Please reproduce every one of the lines below without any change.

(Layout annotation records)

━━━━━━

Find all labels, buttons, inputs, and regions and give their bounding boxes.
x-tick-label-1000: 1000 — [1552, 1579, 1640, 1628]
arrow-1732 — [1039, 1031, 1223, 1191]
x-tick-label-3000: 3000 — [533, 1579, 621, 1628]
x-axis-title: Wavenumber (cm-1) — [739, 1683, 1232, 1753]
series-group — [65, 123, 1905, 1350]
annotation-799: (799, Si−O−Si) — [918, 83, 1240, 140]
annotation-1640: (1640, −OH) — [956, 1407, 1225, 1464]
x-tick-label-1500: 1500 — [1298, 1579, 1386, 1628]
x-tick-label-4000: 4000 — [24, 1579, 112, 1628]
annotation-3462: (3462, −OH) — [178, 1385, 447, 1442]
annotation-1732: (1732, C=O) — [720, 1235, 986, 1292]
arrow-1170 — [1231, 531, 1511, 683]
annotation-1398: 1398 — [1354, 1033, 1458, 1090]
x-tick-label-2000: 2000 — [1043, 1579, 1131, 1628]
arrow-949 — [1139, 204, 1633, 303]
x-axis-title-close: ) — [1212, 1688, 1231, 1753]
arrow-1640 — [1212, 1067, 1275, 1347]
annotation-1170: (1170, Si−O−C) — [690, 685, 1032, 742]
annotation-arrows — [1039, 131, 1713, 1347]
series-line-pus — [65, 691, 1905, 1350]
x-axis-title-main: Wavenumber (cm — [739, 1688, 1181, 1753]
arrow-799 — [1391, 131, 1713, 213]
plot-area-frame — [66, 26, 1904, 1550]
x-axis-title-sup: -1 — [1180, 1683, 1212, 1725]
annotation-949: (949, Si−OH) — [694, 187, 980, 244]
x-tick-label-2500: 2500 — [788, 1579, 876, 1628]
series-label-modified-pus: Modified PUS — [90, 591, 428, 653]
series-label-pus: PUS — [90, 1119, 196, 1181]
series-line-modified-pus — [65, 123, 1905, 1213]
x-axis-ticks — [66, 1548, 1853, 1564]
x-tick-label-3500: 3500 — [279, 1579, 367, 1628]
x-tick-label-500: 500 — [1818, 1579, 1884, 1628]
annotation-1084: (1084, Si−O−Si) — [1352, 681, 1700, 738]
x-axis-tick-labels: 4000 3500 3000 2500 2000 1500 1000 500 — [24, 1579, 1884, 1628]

━━━━━━

Reply to the task:
Find all labels, buttons, inputs, and regions and give their bounding boxes.
x-tick-label-1000: 1000 — [1552, 1579, 1640, 1628]
arrow-1732 — [1039, 1031, 1223, 1191]
x-tick-label-3000: 3000 — [533, 1579, 621, 1628]
x-axis-title: Wavenumber (cm-1) — [739, 1683, 1232, 1753]
series-group — [65, 123, 1905, 1350]
annotation-799: (799, Si−O−Si) — [918, 83, 1240, 140]
annotation-1640: (1640, −OH) — [956, 1407, 1225, 1464]
x-tick-label-1500: 1500 — [1298, 1579, 1386, 1628]
x-tick-label-4000: 4000 — [24, 1579, 112, 1628]
annotation-3462: (3462, −OH) — [178, 1385, 447, 1442]
annotation-1732: (1732, C=O) — [720, 1235, 986, 1292]
arrow-1170 — [1231, 531, 1511, 683]
annotation-1398: 1398 — [1354, 1033, 1458, 1090]
x-tick-label-2000: 2000 — [1043, 1579, 1131, 1628]
arrow-949 — [1139, 204, 1633, 303]
x-axis-title-close: ) — [1212, 1688, 1231, 1753]
arrow-1640 — [1212, 1067, 1275, 1347]
annotation-1170: (1170, Si−O−C) — [690, 685, 1032, 742]
annotation-arrows — [1039, 131, 1713, 1347]
series-line-pus — [65, 691, 1905, 1350]
x-axis-title-main: Wavenumber (cm — [739, 1688, 1181, 1753]
arrow-799 — [1391, 131, 1713, 213]
plot-area-frame — [66, 26, 1904, 1550]
x-axis-title-sup: -1 — [1180, 1683, 1212, 1725]
annotation-949: (949, Si−OH) — [694, 187, 980, 244]
x-tick-label-2500: 2500 — [788, 1579, 876, 1628]
series-label-modified-pus: Modified PUS — [90, 591, 428, 653]
series-label-pus: PUS — [90, 1119, 196, 1181]
series-line-modified-pus — [65, 123, 1905, 1213]
x-axis-ticks — [66, 1548, 1853, 1564]
x-tick-label-3500: 3500 — [279, 1579, 367, 1628]
x-tick-label-500: 500 — [1818, 1579, 1884, 1628]
annotation-1084: (1084, Si−O−Si) — [1352, 681, 1700, 738]
x-axis-tick-labels: 4000 3500 3000 2500 2000 1500 1000 500 — [24, 1579, 1884, 1628]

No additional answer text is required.